-- Problem to work on --
All lines holding the string "JSON" are to be shown.

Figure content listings
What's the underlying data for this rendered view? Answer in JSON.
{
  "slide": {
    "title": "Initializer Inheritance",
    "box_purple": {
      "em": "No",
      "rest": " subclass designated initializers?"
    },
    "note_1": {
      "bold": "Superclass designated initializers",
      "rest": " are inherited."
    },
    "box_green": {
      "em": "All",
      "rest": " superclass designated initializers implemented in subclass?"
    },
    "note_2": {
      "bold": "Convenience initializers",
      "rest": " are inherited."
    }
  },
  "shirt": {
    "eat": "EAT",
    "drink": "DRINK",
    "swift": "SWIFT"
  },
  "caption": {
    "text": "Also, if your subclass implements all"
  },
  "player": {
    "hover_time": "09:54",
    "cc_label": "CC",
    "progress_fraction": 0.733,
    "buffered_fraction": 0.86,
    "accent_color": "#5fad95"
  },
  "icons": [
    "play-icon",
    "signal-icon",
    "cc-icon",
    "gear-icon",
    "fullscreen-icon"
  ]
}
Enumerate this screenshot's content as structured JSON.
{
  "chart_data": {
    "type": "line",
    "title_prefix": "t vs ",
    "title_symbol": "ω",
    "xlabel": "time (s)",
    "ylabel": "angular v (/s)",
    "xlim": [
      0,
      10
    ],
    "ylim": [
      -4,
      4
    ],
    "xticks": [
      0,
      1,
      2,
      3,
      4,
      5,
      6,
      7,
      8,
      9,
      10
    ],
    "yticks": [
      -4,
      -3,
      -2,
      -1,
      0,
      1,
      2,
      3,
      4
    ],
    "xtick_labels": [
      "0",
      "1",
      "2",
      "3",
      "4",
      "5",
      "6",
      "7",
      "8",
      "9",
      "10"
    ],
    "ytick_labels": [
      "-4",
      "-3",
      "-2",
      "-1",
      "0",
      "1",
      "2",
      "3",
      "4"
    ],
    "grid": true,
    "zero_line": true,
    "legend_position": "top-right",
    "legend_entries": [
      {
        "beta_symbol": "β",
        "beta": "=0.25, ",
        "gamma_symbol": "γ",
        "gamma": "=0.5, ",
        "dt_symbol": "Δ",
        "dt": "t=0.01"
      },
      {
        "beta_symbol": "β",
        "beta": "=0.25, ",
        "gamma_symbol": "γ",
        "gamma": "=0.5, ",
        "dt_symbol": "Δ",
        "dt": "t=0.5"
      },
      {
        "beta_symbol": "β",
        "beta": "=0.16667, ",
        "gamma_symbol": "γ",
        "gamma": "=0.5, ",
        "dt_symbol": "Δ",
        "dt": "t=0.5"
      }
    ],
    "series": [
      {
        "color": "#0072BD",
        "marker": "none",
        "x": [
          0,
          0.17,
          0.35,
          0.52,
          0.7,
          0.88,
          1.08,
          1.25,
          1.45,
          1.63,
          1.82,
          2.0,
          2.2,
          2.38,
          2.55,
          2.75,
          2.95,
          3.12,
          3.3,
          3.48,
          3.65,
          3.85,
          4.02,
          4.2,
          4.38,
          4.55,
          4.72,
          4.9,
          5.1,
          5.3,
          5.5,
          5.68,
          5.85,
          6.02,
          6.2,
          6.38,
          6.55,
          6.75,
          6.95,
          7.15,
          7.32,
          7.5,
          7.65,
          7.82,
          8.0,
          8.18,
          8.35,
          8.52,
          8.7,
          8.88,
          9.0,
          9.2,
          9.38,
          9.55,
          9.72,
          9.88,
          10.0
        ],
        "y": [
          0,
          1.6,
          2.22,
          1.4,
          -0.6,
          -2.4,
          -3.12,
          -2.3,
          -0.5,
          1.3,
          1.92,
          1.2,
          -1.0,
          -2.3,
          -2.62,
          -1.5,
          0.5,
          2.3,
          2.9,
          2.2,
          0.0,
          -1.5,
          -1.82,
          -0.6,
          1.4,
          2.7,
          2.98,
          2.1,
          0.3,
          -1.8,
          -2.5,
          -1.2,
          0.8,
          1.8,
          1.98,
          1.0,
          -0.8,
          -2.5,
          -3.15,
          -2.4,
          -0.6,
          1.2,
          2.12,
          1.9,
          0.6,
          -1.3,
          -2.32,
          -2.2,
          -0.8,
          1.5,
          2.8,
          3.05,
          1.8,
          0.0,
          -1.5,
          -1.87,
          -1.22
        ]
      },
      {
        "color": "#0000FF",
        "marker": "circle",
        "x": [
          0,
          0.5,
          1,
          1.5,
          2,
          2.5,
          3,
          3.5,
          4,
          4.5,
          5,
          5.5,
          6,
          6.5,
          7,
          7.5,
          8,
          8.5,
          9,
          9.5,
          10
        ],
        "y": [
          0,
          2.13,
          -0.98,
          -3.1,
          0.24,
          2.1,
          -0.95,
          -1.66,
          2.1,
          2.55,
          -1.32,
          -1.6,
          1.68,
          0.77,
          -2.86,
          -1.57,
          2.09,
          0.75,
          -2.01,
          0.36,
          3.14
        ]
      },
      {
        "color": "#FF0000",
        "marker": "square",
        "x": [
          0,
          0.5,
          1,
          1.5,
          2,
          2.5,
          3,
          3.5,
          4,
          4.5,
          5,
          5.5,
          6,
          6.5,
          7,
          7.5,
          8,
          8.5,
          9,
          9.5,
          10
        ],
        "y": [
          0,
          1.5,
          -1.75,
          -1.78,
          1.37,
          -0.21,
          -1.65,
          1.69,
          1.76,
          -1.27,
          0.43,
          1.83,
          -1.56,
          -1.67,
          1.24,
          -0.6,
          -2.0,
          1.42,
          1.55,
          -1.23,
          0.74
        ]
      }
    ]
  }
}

-- Task response --
What's the underlying data for this rendered view? Answer in JSON.
Enumerate this screenshot's content as structured JSON.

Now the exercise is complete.